Repeat every line of the material, character for character.

============

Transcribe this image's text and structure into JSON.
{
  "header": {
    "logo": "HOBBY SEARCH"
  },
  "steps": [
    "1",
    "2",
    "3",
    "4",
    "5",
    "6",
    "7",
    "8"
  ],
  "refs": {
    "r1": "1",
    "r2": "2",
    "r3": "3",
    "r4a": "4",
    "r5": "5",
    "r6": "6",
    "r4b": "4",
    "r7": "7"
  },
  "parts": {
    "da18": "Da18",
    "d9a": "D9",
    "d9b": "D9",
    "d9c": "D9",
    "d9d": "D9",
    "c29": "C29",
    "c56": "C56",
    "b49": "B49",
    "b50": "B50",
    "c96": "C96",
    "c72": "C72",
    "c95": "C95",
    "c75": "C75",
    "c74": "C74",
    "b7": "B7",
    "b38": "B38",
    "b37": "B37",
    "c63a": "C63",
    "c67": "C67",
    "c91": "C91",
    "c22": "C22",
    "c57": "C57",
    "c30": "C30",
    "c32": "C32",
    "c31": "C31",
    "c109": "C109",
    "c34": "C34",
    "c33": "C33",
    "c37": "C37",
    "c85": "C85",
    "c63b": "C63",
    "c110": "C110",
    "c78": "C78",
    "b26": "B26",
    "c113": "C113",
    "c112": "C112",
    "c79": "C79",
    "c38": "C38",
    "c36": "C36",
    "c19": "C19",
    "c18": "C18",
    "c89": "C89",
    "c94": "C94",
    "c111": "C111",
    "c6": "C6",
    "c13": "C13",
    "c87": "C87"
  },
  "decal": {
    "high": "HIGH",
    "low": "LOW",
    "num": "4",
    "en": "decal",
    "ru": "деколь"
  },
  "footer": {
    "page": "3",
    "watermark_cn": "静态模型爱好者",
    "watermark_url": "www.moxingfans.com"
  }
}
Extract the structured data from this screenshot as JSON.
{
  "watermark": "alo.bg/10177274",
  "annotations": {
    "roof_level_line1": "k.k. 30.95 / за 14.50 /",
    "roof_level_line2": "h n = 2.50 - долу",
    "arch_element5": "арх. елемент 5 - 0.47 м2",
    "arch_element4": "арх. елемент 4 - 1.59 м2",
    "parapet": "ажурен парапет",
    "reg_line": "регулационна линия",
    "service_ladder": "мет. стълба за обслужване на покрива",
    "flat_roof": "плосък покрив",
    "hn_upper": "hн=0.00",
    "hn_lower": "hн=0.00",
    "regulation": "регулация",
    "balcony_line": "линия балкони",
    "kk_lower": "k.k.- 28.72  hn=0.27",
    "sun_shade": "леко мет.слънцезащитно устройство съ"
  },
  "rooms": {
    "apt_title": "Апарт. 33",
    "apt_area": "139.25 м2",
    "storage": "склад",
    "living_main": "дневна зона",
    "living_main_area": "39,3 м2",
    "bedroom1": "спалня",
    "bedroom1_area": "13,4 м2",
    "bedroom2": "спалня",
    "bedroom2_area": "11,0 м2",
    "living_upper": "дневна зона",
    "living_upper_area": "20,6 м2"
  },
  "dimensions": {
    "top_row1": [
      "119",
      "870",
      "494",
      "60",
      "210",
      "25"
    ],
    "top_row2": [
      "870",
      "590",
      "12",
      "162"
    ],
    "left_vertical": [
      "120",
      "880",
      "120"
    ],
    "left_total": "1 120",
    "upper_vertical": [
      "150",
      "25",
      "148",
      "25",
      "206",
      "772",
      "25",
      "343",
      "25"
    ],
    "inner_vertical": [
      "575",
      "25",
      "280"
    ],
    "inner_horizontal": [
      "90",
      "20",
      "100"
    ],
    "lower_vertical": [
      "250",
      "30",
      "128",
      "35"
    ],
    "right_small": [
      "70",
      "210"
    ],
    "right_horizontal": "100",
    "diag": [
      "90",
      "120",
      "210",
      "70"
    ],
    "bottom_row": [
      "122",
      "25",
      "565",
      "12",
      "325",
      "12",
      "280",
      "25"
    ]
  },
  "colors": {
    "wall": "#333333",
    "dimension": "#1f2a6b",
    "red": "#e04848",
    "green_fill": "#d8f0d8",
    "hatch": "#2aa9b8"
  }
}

============

## Solution to this task
Transcribe this image's text and structure into JSON.
{
  "header": {
    "logo": "HOBBY SEARCH"
  },
  "steps": [
    "1",
    "2",
    "3",
    "4",
    "5",
    "6",
    "7",
    "8"
  ],
  "refs": {
    "r1": "1",
    "r2": "2",
    "r3": "3",
    "r4a": "4",
    "r5": "5",
    "r6": "6",
    "r4b": "4",
    "r7": "7"
  },
  "parts": {
    "da18": "Da18",
    "d9a": "D9",
    "d9b": "D9",
    "d9c": "D9",
    "d9d": "D9",
    "c29": "C29",
    "c56": "C56",
    "b49": "B49",
    "b50": "B50",
    "c96": "C96",
    "c72": "C72",
    "c95": "C95",
    "c75": "C75",
    "c74": "C74",
    "b7": "B7",
    "b38": "B38",
    "b37": "B37",
    "c63a": "C63",
    "c67": "C67",
    "c91": "C91",
    "c22": "C22",
    "c57": "C57",
    "c30": "C30",
    "c32": "C32",
    "c31": "C31",
    "c109": "C109",
    "c34": "C34",
    "c33": "C33",
    "c37": "C37",
    "c85": "C85",
    "c63b": "C63",
    "c110": "C110",
    "c78": "C78",
    "b26": "B26",
    "c113": "C113",
    "c112": "C112",
    "c79": "C79",
    "c38": "C38",
    "c36": "C36",
    "c19": "C19",
    "c18": "C18",
    "c89": "C89",
    "c94": "C94",
    "c111": "C111",
    "c6": "C6",
    "c13": "C13",
    "c87": "C87"
  },
  "decal": {
    "high": "HIGH",
    "low": "LOW",
    "num": "4",
    "en": "decal",
    "ru": "деколь"
  },
  "footer": {
    "page": "3",
    "watermark_cn": "静态模型爱好者",
    "watermark_url": "www.moxingfans.com"
  }
}
Extract the structured data from this screenshot as JSON.
{
  "watermark": "alo.bg/10177274",
  "annotations": {
    "roof_level_line1": "k.k. 30.95 / за 14.50 /",
    "roof_level_line2": "h n = 2.50 - долу",
    "arch_element5": "арх. елемент 5 - 0.47 м2",
    "arch_element4": "арх. елемент 4 - 1.59 м2",
    "parapet": "ажурен парапет",
    "reg_line": "регулационна линия",
    "service_ladder": "мет. стълба за обслужване на покрива",
    "flat_roof": "плосък покрив",
    "hn_upper": "hн=0.00",
    "hn_lower": "hн=0.00",
    "regulation": "регулация",
    "balcony_line": "линия балкони",
    "kk_lower": "k.k.- 28.72  hn=0.27",
    "sun_shade": "леко мет.слънцезащитно устройство съ"
  },
  "rooms": {
    "apt_title": "Апарт. 33",
    "apt_area": "139.25 м2",
    "storage": "склад",
    "living_main": "дневна зона",
    "living_main_area": "39,3 м2",
    "bedroom1": "спалня",
    "bedroom1_area": "13,4 м2",
    "bedroom2": "спалня",
    "bedroom2_area": "11,0 м2",
    "living_upper": "дневна зона",
    "living_upper_area": "20,6 м2"
  },
  "dimensions": {
    "top_row1": [
      "119",
      "870",
      "494",
      "60",
      "210",
      "25"
    ],
    "top_row2": [
      "870",
      "590",
      "12",
      "162"
    ],
    "left_vertical": [
      "120",
      "880",
      "120"
    ],
    "left_total": "1 120",
    "upper_vertical": [
      "150",
      "25",
      "148",
      "25",
      "206",
      "772",
      "25",
      "343",
      "25"
    ],
    "inner_vertical": [
      "575",
      "25",
      "280"
    ],
    "inner_horizontal": [
      "90",
      "20",
      "100"
    ],
    "lower_vertical": [
      "250",
      "30",
      "128",
      "35"
    ],
    "right_small": [
      "70",
      "210"
    ],
    "right_horizontal": "100",
    "diag": [
      "90",
      "120",
      "210",
      "70"
    ],
    "bottom_row": [
      "122",
      "25",
      "565",
      "12",
      "325",
      "12",
      "280",
      "25"
    ]
  },
  "colors": {
    "wall": "#333333",
    "dimension": "#1f2a6b",
    "red": "#e04848",
    "green_fill": "#d8f0d8",
    "hatch": "#2aa9b8"
  }
}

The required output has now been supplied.